## BEGIN
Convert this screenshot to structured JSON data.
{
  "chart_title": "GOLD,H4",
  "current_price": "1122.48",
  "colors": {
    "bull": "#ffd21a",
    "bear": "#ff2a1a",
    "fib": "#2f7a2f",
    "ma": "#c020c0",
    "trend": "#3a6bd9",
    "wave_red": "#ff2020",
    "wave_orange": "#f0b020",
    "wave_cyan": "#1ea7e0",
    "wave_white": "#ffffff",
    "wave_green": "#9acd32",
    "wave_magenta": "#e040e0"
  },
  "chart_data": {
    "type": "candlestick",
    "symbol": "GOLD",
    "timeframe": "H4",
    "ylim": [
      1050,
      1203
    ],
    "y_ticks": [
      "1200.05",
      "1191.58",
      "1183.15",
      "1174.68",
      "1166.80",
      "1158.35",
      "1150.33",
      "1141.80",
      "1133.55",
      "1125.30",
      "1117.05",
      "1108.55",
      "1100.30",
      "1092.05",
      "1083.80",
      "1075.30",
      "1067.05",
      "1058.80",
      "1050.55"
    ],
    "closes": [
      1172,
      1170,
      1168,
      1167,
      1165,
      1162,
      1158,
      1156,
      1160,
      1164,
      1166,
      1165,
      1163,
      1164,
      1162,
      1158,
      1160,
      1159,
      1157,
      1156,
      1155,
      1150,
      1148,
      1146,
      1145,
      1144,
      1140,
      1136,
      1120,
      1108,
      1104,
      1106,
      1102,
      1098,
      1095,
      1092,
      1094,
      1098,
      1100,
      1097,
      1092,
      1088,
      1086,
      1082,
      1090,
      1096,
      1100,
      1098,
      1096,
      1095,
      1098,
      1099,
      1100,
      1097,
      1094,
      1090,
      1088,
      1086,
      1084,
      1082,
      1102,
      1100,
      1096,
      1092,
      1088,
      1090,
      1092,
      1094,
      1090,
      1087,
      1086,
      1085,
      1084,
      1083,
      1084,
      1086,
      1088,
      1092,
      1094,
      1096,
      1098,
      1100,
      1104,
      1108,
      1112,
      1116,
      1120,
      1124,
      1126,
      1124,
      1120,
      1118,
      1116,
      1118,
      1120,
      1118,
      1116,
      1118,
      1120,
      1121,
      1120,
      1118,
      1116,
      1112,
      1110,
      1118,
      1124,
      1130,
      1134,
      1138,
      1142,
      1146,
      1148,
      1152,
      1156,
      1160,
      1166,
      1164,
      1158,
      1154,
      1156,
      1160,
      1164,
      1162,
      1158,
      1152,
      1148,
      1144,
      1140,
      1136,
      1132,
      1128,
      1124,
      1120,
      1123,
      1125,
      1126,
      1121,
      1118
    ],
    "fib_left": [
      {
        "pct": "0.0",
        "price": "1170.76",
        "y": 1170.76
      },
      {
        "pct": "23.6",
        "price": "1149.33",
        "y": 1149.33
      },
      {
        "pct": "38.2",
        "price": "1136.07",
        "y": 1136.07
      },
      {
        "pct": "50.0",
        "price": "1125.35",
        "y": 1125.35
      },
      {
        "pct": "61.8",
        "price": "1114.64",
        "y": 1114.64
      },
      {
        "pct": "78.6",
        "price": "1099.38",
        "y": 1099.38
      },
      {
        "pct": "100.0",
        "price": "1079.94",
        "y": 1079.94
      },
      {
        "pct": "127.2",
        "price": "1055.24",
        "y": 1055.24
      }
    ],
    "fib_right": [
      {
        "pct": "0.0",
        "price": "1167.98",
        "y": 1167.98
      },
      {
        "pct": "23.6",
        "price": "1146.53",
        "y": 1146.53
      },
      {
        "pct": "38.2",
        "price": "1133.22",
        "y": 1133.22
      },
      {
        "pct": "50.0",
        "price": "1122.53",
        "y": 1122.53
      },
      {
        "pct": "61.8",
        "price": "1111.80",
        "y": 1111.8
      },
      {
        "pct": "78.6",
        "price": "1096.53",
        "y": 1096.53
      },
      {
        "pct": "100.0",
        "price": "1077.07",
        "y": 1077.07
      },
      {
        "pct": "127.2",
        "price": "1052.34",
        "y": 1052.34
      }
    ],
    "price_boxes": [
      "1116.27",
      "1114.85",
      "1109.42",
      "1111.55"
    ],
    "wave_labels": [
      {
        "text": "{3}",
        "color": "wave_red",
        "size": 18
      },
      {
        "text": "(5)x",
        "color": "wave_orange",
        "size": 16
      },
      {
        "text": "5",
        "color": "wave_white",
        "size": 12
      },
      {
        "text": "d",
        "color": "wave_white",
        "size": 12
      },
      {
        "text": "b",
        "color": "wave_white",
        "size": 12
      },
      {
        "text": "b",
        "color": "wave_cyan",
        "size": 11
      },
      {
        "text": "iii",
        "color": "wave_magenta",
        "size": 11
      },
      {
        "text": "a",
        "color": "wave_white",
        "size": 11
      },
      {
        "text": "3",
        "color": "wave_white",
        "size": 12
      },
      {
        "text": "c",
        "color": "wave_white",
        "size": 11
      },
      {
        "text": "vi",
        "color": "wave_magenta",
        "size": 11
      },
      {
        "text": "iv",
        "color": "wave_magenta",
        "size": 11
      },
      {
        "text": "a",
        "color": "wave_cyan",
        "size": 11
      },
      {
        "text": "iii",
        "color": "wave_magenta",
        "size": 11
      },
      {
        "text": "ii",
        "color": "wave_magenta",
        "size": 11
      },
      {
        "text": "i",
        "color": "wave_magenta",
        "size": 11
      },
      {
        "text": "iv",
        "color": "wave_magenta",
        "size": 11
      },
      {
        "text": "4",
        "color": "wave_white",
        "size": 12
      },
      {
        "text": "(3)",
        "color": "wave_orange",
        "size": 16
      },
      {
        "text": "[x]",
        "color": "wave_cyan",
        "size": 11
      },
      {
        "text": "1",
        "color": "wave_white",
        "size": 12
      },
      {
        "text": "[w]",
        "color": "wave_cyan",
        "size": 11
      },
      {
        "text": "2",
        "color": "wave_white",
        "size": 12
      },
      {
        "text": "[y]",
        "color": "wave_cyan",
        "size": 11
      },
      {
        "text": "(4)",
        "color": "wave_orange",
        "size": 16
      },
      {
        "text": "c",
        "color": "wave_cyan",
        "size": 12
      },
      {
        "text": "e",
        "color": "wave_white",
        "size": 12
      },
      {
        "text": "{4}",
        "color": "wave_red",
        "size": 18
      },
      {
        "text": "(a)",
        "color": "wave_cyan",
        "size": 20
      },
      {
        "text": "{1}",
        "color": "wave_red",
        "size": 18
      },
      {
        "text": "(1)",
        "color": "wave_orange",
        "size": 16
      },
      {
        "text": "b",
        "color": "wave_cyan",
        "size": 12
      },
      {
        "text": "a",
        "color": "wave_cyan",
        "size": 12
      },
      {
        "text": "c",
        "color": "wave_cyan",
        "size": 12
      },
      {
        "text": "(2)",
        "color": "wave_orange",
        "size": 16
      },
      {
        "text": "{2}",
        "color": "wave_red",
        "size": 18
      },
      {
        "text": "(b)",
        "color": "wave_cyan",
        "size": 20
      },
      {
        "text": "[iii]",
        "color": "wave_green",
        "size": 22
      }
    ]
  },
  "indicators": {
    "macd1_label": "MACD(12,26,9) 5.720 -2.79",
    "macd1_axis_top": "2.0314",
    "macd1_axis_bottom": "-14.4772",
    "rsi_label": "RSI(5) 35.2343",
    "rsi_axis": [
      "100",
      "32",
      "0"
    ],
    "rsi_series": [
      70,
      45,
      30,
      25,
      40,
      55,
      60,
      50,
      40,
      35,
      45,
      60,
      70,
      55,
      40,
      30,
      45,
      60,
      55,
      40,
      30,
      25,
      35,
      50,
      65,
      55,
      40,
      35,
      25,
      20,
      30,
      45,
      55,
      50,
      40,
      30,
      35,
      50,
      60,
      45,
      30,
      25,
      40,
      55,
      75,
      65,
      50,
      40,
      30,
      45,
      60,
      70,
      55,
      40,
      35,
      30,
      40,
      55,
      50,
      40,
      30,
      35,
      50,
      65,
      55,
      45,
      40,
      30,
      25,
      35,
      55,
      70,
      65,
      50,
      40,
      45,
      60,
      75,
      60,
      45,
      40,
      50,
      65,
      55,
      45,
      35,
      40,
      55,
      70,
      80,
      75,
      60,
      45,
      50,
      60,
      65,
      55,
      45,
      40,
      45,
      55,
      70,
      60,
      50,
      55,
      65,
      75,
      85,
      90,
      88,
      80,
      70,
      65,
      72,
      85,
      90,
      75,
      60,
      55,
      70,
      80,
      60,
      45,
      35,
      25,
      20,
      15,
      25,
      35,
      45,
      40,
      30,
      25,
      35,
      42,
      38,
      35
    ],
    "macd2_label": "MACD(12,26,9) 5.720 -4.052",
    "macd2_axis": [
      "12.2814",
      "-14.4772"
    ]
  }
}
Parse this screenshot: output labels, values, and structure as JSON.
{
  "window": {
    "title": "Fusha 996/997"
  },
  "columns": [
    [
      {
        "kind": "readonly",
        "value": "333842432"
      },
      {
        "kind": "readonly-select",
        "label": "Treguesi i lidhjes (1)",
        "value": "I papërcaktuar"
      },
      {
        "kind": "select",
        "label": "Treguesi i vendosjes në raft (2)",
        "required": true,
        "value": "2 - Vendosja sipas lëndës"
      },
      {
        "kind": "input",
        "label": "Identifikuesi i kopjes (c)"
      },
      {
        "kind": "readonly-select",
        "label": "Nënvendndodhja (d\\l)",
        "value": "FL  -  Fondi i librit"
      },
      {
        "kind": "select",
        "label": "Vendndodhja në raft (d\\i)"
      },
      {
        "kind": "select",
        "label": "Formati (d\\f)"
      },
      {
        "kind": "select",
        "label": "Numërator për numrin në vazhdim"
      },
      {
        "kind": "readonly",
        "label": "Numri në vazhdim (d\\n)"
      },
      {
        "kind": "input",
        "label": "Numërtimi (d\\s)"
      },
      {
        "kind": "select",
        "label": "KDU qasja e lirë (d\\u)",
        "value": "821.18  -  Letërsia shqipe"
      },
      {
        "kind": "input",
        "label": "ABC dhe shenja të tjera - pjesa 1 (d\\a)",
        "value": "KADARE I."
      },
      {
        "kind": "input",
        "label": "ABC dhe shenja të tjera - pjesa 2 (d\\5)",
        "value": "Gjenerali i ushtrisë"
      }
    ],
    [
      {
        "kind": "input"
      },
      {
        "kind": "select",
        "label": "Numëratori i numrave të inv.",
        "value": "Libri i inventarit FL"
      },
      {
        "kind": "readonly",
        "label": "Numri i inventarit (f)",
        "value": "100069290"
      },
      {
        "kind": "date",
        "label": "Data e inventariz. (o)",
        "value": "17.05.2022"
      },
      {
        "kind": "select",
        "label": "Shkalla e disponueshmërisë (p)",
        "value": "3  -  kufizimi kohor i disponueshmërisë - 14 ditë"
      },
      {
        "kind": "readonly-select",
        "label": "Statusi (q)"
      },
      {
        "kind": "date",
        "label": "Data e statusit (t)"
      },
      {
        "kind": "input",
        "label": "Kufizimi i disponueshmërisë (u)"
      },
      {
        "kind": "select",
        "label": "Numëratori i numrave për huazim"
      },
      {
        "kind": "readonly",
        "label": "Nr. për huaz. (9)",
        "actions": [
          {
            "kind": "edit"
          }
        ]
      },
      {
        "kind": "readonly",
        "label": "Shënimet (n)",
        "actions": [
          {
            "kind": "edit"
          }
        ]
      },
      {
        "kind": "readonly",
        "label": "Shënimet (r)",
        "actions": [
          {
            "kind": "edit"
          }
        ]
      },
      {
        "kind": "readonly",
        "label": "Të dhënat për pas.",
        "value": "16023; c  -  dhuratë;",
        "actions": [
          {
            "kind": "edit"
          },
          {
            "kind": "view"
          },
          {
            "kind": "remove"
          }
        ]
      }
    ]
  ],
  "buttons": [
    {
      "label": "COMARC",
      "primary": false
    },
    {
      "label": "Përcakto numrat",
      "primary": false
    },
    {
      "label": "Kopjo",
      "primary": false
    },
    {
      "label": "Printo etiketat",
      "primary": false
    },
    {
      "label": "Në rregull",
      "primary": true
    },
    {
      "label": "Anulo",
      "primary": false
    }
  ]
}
## END
» **Exercise**: Considering only the records above, state the number of lines that include the word "inventarit", with nothing added.

» **Exercise result**: 2